What you need to do: Copy out all lines that hold "新郎新婦衣装レンタル".

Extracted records

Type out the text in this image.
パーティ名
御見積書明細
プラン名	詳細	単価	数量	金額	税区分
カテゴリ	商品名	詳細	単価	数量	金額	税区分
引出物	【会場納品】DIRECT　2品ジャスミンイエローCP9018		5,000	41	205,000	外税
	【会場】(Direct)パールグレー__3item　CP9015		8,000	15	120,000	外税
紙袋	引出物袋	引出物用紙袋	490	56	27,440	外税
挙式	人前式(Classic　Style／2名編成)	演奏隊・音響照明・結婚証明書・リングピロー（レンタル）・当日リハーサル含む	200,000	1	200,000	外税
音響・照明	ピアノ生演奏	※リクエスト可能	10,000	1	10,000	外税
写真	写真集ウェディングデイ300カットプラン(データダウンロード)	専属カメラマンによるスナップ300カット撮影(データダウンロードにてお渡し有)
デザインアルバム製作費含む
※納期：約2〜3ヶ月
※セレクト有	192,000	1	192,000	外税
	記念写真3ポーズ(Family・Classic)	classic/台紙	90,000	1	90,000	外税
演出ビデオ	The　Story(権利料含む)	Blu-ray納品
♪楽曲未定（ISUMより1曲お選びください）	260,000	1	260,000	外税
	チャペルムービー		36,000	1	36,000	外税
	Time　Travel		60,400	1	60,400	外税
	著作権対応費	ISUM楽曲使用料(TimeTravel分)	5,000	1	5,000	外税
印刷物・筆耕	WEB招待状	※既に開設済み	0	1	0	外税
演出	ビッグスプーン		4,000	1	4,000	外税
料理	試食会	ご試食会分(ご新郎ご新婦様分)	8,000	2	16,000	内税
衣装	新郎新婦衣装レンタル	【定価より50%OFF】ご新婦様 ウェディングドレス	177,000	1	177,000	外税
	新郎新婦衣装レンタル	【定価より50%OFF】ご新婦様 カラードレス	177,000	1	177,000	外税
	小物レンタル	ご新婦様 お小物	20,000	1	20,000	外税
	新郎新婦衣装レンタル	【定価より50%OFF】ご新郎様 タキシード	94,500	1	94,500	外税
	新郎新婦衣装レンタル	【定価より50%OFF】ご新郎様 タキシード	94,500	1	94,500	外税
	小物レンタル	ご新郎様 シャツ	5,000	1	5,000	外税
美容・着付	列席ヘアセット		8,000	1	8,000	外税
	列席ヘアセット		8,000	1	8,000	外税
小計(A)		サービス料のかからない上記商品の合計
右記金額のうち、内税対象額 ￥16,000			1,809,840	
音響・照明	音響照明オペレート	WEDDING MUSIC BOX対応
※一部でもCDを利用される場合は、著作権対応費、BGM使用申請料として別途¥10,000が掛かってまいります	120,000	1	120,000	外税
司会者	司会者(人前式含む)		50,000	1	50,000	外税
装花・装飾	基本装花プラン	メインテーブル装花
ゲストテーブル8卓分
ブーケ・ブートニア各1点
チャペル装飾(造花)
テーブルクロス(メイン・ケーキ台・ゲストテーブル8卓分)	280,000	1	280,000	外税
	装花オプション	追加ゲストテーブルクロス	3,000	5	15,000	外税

Answer to the exercise:
衣装	新郎新婦衣装レンタル	【定価より50%OFF】ご新婦様 ウェディングドレス	177,000	1	177,000	外税
	新郎新婦衣装レンタル	【定価より50%OFF】ご新婦様 カラードレス	177,000	1	177,000	外税
	新郎新婦衣装レンタル	【定価より50%OFF】ご新郎様 タキシード	94,500	1	94,500	外税
	新郎新婦衣装レンタル	【定価より50%OFF】ご新郎様 タキシード	94,500	1	94,500	外税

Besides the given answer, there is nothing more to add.